TASK REQUIREMENTS: Write out the data again in full, exactly as it reads.

(Collected data)
··········

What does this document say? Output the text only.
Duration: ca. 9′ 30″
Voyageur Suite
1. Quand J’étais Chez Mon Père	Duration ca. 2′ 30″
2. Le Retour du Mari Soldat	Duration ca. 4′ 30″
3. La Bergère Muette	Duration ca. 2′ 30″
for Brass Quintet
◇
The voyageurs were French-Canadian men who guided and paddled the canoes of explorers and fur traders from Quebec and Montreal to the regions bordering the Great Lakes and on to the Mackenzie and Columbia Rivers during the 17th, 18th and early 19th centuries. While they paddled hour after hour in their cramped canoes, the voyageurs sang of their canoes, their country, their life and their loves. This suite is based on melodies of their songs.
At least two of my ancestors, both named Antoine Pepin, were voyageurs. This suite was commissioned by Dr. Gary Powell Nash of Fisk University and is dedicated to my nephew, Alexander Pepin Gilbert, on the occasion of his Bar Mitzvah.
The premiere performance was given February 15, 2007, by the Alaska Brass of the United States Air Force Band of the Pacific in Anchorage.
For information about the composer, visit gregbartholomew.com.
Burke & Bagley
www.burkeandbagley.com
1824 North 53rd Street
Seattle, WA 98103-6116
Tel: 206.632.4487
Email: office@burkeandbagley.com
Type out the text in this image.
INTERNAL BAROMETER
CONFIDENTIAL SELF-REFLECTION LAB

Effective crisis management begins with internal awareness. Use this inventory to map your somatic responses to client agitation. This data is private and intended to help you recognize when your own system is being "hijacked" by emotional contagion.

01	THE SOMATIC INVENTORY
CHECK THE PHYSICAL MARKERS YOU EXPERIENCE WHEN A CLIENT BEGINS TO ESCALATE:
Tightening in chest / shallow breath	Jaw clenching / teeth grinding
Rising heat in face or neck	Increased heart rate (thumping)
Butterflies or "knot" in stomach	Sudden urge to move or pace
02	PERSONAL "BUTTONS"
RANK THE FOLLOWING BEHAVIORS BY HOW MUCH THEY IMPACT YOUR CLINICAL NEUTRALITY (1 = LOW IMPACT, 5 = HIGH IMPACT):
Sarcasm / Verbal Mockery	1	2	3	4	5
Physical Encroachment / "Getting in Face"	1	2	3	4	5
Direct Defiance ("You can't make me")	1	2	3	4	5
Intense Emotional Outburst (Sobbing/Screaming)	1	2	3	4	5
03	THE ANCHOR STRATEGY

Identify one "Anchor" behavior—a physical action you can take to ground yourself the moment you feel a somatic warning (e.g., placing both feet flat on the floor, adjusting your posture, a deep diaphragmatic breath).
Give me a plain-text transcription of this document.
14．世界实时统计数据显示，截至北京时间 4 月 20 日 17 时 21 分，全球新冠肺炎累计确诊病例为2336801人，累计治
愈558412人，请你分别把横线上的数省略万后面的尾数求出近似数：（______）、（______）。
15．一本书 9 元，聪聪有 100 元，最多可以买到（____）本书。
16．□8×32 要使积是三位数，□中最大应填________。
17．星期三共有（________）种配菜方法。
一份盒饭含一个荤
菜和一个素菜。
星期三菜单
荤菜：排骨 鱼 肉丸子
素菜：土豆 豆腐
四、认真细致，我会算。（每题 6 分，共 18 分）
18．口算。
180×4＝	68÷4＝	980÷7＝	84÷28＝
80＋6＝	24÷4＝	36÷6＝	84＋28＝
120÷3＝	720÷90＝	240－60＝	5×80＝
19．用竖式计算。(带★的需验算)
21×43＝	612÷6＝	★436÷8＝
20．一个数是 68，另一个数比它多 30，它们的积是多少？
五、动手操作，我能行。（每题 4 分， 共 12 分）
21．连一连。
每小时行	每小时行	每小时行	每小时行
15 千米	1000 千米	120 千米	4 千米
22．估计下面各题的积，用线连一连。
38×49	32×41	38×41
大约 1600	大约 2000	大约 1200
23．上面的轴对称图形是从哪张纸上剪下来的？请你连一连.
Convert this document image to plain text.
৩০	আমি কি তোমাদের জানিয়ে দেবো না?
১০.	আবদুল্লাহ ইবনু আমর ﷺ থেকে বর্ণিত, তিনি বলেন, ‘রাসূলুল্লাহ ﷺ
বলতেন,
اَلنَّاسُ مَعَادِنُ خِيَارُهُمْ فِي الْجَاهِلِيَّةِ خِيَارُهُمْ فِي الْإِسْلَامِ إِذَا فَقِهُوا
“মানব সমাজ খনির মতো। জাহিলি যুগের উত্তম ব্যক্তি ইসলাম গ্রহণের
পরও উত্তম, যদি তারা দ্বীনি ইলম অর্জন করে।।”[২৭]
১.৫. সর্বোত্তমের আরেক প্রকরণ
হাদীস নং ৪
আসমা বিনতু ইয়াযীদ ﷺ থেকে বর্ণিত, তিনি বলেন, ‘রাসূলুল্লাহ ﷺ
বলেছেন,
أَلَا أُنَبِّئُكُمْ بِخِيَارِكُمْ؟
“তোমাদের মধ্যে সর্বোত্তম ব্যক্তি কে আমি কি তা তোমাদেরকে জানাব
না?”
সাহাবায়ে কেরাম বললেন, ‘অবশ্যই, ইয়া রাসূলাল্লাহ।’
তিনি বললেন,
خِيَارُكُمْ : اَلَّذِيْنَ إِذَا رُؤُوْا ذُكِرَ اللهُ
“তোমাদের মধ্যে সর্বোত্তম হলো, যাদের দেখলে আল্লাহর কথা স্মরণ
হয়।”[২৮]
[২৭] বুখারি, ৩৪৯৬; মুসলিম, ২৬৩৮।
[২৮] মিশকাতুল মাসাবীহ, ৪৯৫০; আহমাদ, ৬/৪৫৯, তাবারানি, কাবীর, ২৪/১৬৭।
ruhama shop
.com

··········

SOLUTION TO THIS TASK:
What does this document say? Output the text only.
Duration: ca. 9′ 30″
Voyageur Suite
1. Quand J’étais Chez Mon Père	Duration ca. 2′ 30″
2. Le Retour du Mari Soldat	Duration ca. 4′ 30″
3. La Bergère Muette	Duration ca. 2′ 30″
for Brass Quintet
◇
The voyageurs were French-Canadian men who guided and paddled the canoes of explorers and fur traders from Quebec and Montreal to the regions bordering the Great Lakes and on to the Mackenzie and Columbia Rivers during the 17th, 18th and early 19th centuries. While they paddled hour after hour in their cramped canoes, the voyageurs sang of their canoes, their country, their life and their loves. This suite is based on melodies of their songs.
At least two of my ancestors, both named Antoine Pepin, were voyageurs. This suite was commissioned by Dr. Gary Powell Nash of Fisk University and is dedicated to my nephew, Alexander Pepin Gilbert, on the occasion of his Bar Mitzvah.
The premiere performance was given February 15, 2007, by the Alaska Brass of the United States Air Force Band of the Pacific in Anchorage.
For information about the composer, visit gregbartholomew.com.
Burke & Bagley
www.burkeandbagley.com
1824 North 53rd Street
Seattle, WA 98103-6116
Tel: 206.632.4487
Email: office@burkeandbagley.com
Type out the text in this image.
INTERNAL BAROMETER
CONFIDENTIAL SELF-REFLECTION LAB

Effective crisis management begins with internal awareness. Use this inventory to map your somatic responses to client agitation. This data is private and intended to help you recognize when your own system is being "hijacked" by emotional contagion.

01	THE SOMATIC INVENTORY
CHECK THE PHYSICAL MARKERS YOU EXPERIENCE WHEN A CLIENT BEGINS TO ESCALATE:
Tightening in chest / shallow breath	Jaw clenching / teeth grinding
Rising heat in face or neck	Increased heart rate (thumping)
Butterflies or "knot" in stomach	Sudden urge to move or pace
02	PERSONAL "BUTTONS"
RANK THE FOLLOWING BEHAVIORS BY HOW MUCH THEY IMPACT YOUR CLINICAL NEUTRALITY (1 = LOW IMPACT, 5 = HIGH IMPACT):
Sarcasm / Verbal Mockery	1	2	3	4	5
Physical Encroachment / "Getting in Face"	1	2	3	4	5
Direct Defiance ("You can't make me")	1	2	3	4	5
Intense Emotional Outburst (Sobbing/Screaming)	1	2	3	4	5
03	THE ANCHOR STRATEGY

Identify one "Anchor" behavior—a physical action you can take to ground yourself the moment you feel a somatic warning (e.g., placing both feet flat on the floor, adjusting your posture, a deep diaphragmatic breath).
Give me a plain-text transcription of this document.
14．世界实时统计数据显示，截至北京时间 4 月 20 日 17 时 21 分，全球新冠肺炎累计确诊病例为2336801人，累计治
愈558412人，请你分别把横线上的数省略万后面的尾数求出近似数：（______）、（______）。
15．一本书 9 元，聪聪有 100 元，最多可以买到（____）本书。
16．□8×32 要使积是三位数，□中最大应填________。
17．星期三共有（________）种配菜方法。
一份盒饭含一个荤
菜和一个素菜。
星期三菜单
荤菜：排骨 鱼 肉丸子
素菜：土豆 豆腐
四、认真细致，我会算。（每题 6 分，共 18 分）
18．口算。
180×4＝	68÷4＝	980÷7＝	84÷28＝
80＋6＝	24÷4＝	36÷6＝	84＋28＝
120÷3＝	720÷90＝	240－60＝	5×80＝
19．用竖式计算。(带★的需验算)
21×43＝	612÷6＝	★436÷8＝
20．一个数是 68，另一个数比它多 30，它们的积是多少？
五、动手操作，我能行。（每题 4 分， 共 12 分）
21．连一连。
每小时行	每小时行	每小时行	每小时行
15 千米	1000 千米	120 千米	4 千米
22．估计下面各题的积，用线连一连。
38×49	32×41	38×41
大约 1600	大约 2000	大约 1200
23．上面的轴对称图形是从哪张纸上剪下来的？请你连一连.
Convert this document image to plain text.
৩০	আমি কি তোমাদের জানিয়ে দেবো না?
১০.	আবদুল্লাহ ইবনু আমর ﷺ থেকে বর্ণিত, তিনি বলেন, ‘রাসূলুল্লাহ ﷺ
বলতেন,
اَلنَّاسُ مَعَادِنُ خِيَارُهُمْ فِي الْجَاهِلِيَّةِ خِيَارُهُمْ فِي الْإِسْلَامِ إِذَا فَقِهُوا
“মানব সমাজ খনির মতো। জাহিলি যুগের উত্তম ব্যক্তি ইসলাম গ্রহণের
পরও উত্তম, যদি তারা দ্বীনি ইলম অর্জন করে।।”[২৭]
১.৫. সর্বোত্তমের আরেক প্রকরণ
হাদীস নং ৪
আসমা বিনতু ইয়াযীদ ﷺ থেকে বর্ণিত, তিনি বলেন, ‘রাসূলুল্লাহ ﷺ
বলেছেন,
أَلَا أُنَبِّئُكُمْ بِخِيَارِكُمْ؟
“তোমাদের মধ্যে সর্বোত্তম ব্যক্তি কে আমি কি তা তোমাদেরকে জানাব
না?”
সাহাবায়ে কেরাম বললেন, ‘অবশ্যই, ইয়া রাসূলাল্লাহ।’
তিনি বললেন,
خِيَارُكُمْ : اَلَّذِيْنَ إِذَا رُؤُوْا ذُكِرَ اللهُ
“তোমাদের মধ্যে সর্বোত্তম হলো, যাদের দেখলে আল্লাহর কথা স্মরণ
হয়।”[২৮]
[২৭] বুখারি, ৩৪৯৬; মুসলিম, ২৬৩৮।
[২৮] মিশকাতুল মাসাবীহ, ৪৯৫০; আহমাদ, ৬/৪৫৯, তাবারানি, কাবীর, ২৪/১৬৭।
ruhama shop
.com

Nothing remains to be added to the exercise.